Record excerpts
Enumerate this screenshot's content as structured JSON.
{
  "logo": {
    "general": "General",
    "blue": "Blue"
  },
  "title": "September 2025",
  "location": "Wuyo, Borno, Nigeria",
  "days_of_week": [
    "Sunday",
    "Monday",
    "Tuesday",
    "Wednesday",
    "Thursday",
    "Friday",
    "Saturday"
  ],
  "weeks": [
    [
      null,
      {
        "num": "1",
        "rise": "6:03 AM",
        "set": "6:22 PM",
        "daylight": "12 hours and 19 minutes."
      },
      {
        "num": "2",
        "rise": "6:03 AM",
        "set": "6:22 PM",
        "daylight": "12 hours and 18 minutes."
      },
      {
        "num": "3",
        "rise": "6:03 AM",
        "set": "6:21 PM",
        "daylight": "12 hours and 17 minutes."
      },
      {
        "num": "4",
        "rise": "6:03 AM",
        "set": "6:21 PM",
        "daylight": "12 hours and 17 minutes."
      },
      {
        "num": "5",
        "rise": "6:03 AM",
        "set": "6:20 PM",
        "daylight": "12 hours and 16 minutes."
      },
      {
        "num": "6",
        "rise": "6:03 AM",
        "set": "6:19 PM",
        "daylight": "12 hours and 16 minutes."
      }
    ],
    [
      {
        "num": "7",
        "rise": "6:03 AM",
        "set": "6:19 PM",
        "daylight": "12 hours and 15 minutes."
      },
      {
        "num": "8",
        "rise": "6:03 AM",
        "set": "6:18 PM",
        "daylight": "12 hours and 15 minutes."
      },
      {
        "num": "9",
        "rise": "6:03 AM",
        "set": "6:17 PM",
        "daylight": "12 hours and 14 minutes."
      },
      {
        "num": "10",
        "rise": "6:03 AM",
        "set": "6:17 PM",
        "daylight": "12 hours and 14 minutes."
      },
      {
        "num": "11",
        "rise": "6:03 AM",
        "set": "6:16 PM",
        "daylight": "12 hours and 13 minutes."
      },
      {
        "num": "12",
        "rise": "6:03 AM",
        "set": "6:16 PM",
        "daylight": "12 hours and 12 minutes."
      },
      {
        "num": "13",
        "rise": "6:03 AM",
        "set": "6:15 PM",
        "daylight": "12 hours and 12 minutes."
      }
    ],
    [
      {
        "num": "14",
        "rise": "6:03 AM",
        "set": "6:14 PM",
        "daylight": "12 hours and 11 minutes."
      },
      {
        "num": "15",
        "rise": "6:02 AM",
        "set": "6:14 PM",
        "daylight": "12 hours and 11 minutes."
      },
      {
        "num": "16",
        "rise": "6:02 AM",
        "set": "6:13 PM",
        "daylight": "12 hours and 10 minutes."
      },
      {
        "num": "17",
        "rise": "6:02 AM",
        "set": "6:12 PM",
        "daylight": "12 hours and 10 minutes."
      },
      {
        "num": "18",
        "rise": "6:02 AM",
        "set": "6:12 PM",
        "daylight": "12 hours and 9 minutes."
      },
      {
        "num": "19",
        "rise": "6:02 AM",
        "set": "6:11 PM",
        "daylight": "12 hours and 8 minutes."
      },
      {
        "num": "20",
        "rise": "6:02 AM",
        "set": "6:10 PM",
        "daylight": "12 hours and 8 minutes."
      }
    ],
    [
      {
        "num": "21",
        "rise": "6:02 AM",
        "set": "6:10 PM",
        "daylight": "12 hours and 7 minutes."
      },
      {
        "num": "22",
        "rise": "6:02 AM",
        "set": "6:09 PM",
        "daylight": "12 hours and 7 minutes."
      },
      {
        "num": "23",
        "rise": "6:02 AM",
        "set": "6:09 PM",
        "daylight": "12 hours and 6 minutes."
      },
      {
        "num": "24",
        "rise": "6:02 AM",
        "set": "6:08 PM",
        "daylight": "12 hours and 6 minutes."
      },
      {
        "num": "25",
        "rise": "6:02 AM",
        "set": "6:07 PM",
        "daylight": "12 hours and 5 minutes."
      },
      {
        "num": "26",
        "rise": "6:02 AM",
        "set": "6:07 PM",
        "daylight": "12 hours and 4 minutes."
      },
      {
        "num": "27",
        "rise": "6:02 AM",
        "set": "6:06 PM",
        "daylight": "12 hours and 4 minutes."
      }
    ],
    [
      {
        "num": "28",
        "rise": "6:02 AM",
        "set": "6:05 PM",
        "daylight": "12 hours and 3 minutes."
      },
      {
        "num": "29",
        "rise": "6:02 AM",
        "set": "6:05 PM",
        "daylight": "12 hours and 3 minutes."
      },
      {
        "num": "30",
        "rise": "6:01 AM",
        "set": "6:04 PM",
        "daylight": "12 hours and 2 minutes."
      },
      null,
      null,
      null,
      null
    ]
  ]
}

Task directions
Exactly as written above, please repeat the entries.

Response
Enumerate this screenshot's content as structured JSON.
{
  "logo": {
    "general": "General",
    "blue": "Blue"
  },
  "title": "September 2025",
  "location": "Wuyo, Borno, Nigeria",
  "days_of_week": [
    "Sunday",
    "Monday",
    "Tuesday",
    "Wednesday",
    "Thursday",
    "Friday",
    "Saturday"
  ],
  "weeks": [
    [
      null,
      {
        "num": "1",
        "rise": "6:03 AM",
        "set": "6:22 PM",
        "daylight": "12 hours and 19 minutes."
      },
      {
        "num": "2",
        "rise": "6:03 AM",
        "set": "6:22 PM",
        "daylight": "12 hours and 18 minutes."
      },
      {
        "num": "3",
        "rise": "6:03 AM",
        "set": "6:21 PM",
        "daylight": "12 hours and 17 minutes."
      },
      {
        "num": "4",
        "rise": "6:03 AM",
        "set": "6:21 PM",
        "daylight": "12 hours and 17 minutes."
      },
      {
        "num": "5",
        "rise": "6:03 AM",
        "set": "6:20 PM",
        "daylight": "12 hours and 16 minutes."
      },
      {
        "num": "6",
        "rise": "6:03 AM",
        "set": "6:19 PM",
        "daylight": "12 hours and 16 minutes."
      }
    ],
    [
      {
        "num": "7",
        "rise": "6:03 AM",
        "set": "6:19 PM",
        "daylight": "12 hours and 15 minutes."
      },
      {
        "num": "8",
        "rise": "6:03 AM",
        "set": "6:18 PM",
        "daylight": "12 hours and 15 minutes."
      },
      {
        "num": "9",
        "rise": "6:03 AM",
        "set": "6:17 PM",
        "daylight": "12 hours and 14 minutes."
      },
      {
        "num": "10",
        "rise": "6:03 AM",
        "set": "6:17 PM",
        "daylight": "12 hours and 14 minutes."
      },
      {
        "num": "11",
        "rise": "6:03 AM",
        "set": "6:16 PM",
        "daylight": "12 hours and 13 minutes."
      },
      {
        "num": "12",
        "rise": "6:03 AM",
        "set": "6:16 PM",
        "daylight": "12 hours and 12 minutes."
      },
      {
        "num": "13",
        "rise": "6:03 AM",
        "set": "6:15 PM",
        "daylight": "12 hours and 12 minutes."
      }
    ],
    [
      {
        "num": "14",
        "rise": "6:03 AM",
        "set": "6:14 PM",
        "daylight": "12 hours and 11 minutes."
      },
      {
        "num": "15",
        "rise": "6:02 AM",
        "set": "6:14 PM",
        "daylight": "12 hours and 11 minutes."
      },
      {
        "num": "16",
        "rise": "6:02 AM",
        "set": "6:13 PM",
        "daylight": "12 hours and 10 minutes."
      },
      {
        "num": "17",
        "rise": "6:02 AM",
        "set": "6:12 PM",
        "daylight": "12 hours and 10 minutes."
      },
      {
        "num": "18",
        "rise": "6:02 AM",
        "set": "6:12 PM",
        "daylight": "12 hours and 9 minutes."
      },
      {
        "num": "19",
        "rise": "6:02 AM",
        "set": "6:11 PM",
        "daylight": "12 hours and 8 minutes."
      },
      {
        "num": "20",
        "rise": "6:02 AM",
        "set": "6:10 PM",
        "daylight": "12 hours and 8 minutes."
      }
    ],
    [
      {
        "num": "21",
        "rise": "6:02 AM",
        "set": "6:10 PM",
        "daylight": "12 hours and 7 minutes."
      },
      {
        "num": "22",
        "rise": "6:02 AM",
        "set": "6:09 PM",
        "daylight": "12 hours and 7 minutes."
      },
      {
        "num": "23",
        "rise": "6:02 AM",
        "set": "6:09 PM",
        "daylight": "12 hours and 6 minutes."
      },
      {
        "num": "24",
        "rise": "6:02 AM",
        "set": "6:08 PM",
        "daylight": "12 hours and 6 minutes."
      },
      {
        "num": "25",
        "rise": "6:02 AM",
        "set": "6:07 PM",
        "daylight": "12 hours and 5 minutes."
      },
      {
        "num": "26",
        "rise": "6:02 AM",
        "set": "6:07 PM",
        "daylight": "12 hours and 4 minutes."
      },
      {
        "num": "27",
        "rise": "6:02 AM",
        "set": "6:06 PM",
        "daylight": "12 hours and 4 minutes."
      }
    ],
    [
      {
        "num": "28",
        "rise": "6:02 AM",
        "set": "6:05 PM",
        "daylight": "12 hours and 3 minutes."
      },
      {
        "num": "29",
        "rise": "6:02 AM",
        "set": "6:05 PM",
        "daylight": "12 hours and 3 minutes."
      },
      {
        "num": "30",
        "rise": "6:01 AM",
        "set": "6:04 PM",
        "daylight": "12 hours and 2 minutes."
      },
      null,
      null,
      null,
      null
    ]
  ]
}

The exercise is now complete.